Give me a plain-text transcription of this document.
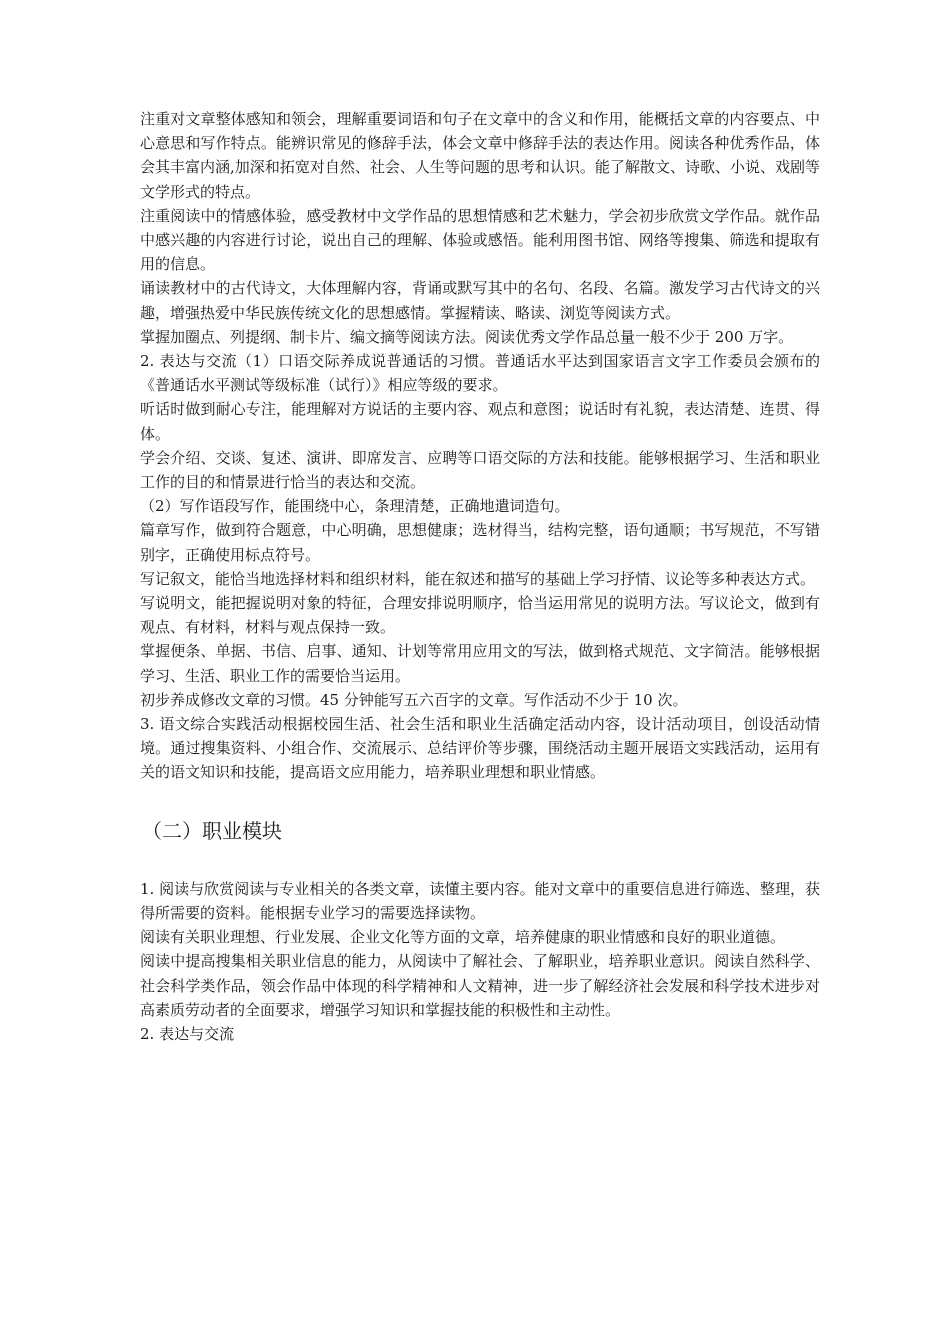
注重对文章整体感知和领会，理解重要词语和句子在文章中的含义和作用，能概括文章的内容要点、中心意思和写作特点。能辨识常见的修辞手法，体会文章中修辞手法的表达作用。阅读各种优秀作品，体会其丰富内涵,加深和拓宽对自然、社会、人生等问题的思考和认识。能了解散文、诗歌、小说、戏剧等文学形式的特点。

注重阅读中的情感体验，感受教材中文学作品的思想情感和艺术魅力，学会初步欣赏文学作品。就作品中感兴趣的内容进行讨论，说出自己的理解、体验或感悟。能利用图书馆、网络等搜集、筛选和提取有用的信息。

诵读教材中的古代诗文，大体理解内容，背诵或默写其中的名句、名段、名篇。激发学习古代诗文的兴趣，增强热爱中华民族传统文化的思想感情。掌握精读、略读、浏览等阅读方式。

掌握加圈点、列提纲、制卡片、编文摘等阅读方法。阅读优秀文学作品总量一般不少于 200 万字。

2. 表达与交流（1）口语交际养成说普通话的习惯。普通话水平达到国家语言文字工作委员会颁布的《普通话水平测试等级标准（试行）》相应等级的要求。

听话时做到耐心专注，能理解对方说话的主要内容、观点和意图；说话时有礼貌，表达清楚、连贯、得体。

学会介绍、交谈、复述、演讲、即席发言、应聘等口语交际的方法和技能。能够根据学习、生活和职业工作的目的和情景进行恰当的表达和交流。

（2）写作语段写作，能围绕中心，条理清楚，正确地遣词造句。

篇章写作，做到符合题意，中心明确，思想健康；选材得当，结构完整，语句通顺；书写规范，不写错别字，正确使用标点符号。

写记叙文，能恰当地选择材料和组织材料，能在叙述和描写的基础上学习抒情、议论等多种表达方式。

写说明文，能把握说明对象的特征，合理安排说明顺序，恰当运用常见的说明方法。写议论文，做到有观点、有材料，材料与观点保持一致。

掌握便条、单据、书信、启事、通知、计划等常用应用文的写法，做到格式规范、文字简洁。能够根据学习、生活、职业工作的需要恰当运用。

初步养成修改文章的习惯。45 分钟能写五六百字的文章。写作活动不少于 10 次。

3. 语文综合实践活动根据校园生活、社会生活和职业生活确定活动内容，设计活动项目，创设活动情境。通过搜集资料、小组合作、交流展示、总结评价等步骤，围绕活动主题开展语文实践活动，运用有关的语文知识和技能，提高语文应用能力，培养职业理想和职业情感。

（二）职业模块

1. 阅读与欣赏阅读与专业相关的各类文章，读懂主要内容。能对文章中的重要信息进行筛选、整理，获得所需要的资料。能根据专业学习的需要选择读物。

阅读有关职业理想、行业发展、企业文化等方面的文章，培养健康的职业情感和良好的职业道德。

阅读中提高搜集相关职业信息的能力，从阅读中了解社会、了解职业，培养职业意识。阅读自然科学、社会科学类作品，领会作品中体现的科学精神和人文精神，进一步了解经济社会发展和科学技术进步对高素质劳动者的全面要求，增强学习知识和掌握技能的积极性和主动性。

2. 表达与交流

· · ·

*EXERCISE GOAL*. Gather and return every line that holds the string "能够根据学习".

*EXPECTED ANSWER*.
学会介绍、交谈、复述、演讲、即席发言、应聘等口语交际的方法和技能。能够根据学习、生活和职业工作的目的和情景进行恰当的表达和交流。
掌握便条、单据、书信、启事、通知、计划等常用应用文的写法，做到格式规范、文字简洁。能够根据学习、生活、职业工作的需要恰当运用。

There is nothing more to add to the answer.